[START]
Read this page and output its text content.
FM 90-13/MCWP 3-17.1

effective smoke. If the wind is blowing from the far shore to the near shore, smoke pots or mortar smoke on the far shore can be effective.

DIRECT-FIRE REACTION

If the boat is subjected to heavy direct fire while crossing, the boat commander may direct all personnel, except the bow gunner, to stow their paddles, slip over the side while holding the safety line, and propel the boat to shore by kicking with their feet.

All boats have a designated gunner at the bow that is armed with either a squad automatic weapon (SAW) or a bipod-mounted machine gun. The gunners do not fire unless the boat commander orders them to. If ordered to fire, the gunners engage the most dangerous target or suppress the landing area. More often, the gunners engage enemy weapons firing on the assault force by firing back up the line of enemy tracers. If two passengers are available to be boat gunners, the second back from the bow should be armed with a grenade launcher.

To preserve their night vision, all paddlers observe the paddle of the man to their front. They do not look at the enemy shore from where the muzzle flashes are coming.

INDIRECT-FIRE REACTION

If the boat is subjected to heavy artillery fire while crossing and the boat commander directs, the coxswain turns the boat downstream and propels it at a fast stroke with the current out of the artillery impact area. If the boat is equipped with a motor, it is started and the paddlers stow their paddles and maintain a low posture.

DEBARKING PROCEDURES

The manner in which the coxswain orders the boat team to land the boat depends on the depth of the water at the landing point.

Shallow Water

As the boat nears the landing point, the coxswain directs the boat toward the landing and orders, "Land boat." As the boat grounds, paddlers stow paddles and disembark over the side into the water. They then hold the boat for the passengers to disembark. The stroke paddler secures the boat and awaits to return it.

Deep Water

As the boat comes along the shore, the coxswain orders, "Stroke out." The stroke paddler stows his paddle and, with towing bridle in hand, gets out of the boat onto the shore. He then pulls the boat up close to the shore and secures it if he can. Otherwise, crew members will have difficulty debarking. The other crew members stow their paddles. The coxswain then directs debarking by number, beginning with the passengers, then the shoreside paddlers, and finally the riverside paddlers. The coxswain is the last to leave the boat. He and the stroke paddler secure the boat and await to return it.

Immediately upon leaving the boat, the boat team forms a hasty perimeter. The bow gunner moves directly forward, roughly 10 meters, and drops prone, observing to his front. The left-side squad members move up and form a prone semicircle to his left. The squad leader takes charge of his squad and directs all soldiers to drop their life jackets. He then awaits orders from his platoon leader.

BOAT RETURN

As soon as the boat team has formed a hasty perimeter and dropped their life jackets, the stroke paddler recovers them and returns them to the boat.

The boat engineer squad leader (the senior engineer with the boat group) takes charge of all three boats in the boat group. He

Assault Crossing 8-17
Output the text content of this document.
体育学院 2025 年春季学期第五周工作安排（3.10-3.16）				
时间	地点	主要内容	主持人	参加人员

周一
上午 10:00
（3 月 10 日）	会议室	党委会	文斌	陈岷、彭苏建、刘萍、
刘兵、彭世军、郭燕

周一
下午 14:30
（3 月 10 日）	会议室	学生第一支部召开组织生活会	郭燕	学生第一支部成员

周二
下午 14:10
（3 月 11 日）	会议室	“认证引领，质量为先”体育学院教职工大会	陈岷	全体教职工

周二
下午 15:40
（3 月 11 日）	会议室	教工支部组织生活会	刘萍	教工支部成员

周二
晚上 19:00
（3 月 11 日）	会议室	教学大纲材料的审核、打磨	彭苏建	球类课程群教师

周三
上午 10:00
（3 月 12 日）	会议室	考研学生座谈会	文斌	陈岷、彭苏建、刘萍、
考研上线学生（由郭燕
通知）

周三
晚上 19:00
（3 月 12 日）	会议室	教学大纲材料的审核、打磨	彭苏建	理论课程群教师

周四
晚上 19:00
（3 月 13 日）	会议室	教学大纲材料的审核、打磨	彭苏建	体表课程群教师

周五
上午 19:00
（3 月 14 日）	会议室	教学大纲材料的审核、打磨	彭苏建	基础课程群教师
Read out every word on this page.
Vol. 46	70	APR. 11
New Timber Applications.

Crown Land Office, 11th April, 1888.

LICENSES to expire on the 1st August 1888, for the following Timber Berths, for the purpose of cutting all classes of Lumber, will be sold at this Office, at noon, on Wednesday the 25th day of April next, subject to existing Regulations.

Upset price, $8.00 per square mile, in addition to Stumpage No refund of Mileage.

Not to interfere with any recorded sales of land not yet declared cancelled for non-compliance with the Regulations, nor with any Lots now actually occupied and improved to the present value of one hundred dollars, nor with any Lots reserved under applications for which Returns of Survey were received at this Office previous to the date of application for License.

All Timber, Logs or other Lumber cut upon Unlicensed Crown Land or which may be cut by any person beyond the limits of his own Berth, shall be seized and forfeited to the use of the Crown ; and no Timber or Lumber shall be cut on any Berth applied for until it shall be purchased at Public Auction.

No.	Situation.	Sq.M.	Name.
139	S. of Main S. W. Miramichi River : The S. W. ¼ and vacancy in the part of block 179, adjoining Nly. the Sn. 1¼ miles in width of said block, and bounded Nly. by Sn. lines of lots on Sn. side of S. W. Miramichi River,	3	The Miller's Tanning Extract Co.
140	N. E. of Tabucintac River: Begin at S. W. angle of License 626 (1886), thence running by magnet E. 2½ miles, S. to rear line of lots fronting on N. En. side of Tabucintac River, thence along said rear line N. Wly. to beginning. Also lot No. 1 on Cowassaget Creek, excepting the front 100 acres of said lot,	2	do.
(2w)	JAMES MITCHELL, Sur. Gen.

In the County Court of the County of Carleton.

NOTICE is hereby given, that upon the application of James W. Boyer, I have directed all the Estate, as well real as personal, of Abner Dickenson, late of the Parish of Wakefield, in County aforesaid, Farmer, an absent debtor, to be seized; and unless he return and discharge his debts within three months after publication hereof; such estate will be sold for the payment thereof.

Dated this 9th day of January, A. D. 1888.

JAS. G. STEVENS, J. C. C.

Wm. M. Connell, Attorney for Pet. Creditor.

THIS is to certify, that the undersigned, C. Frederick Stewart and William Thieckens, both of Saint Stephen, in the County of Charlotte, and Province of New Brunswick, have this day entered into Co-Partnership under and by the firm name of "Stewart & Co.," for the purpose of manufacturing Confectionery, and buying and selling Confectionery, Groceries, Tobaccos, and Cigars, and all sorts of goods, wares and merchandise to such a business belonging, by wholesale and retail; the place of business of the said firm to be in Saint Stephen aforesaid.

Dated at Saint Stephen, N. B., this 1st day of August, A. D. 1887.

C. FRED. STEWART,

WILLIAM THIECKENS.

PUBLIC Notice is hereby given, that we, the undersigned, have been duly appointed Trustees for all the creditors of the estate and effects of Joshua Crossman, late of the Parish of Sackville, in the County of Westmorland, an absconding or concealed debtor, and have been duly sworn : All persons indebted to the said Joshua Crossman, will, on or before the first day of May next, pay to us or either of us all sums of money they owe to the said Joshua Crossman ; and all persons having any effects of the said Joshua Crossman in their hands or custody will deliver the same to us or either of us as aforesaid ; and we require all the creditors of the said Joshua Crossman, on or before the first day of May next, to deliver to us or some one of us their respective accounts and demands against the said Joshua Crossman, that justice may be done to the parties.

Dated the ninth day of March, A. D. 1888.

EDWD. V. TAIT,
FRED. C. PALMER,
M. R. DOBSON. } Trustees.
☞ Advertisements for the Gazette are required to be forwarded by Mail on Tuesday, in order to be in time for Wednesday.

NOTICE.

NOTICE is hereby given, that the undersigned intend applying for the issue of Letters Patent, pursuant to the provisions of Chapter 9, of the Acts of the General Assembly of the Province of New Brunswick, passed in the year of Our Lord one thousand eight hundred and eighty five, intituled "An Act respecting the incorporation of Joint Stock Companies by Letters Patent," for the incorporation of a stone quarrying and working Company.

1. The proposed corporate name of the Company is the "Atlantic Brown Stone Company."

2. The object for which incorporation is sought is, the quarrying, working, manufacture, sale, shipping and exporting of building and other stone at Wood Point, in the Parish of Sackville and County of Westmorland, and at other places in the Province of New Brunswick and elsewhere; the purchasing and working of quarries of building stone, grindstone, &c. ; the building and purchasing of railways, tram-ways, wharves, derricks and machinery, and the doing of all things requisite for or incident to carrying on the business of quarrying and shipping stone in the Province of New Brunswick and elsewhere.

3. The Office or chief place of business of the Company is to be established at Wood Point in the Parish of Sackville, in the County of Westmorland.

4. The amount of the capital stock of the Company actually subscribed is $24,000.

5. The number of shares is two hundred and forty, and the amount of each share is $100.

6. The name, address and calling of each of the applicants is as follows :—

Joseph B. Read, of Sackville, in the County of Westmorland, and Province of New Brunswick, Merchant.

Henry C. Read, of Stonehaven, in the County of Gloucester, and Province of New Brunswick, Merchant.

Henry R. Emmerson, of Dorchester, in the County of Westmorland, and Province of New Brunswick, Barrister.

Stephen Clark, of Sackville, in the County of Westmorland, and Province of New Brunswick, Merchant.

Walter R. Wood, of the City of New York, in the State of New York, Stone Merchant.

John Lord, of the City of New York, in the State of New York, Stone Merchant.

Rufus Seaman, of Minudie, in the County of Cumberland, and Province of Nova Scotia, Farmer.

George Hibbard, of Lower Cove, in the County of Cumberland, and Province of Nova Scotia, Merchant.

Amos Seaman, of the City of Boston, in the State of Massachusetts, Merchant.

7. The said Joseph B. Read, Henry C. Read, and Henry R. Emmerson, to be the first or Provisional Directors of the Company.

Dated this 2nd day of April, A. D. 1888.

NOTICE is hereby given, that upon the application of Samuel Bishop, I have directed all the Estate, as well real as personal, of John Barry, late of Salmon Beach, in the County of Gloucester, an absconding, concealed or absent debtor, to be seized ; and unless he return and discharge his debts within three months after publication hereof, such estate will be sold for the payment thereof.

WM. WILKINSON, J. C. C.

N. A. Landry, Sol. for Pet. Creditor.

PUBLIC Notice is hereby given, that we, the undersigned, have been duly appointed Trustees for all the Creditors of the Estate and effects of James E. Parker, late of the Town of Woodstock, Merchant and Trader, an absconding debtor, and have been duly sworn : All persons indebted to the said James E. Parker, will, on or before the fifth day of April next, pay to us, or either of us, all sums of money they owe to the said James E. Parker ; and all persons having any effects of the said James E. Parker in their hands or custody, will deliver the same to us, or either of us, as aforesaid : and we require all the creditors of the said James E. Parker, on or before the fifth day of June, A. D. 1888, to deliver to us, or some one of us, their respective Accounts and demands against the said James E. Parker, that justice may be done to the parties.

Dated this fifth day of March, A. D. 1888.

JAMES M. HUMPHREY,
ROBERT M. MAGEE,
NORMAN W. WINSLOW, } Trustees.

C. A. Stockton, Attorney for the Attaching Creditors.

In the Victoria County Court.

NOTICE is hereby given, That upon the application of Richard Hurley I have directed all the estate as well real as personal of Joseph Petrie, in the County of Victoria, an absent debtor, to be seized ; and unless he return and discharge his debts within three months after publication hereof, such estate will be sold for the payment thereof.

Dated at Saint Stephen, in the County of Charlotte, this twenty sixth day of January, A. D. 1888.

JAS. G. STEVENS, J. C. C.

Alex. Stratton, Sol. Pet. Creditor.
[END]
Goal:
Of the lines in the records, how many contain the word "text"? Answer with the number and nothing else.

Written response:
2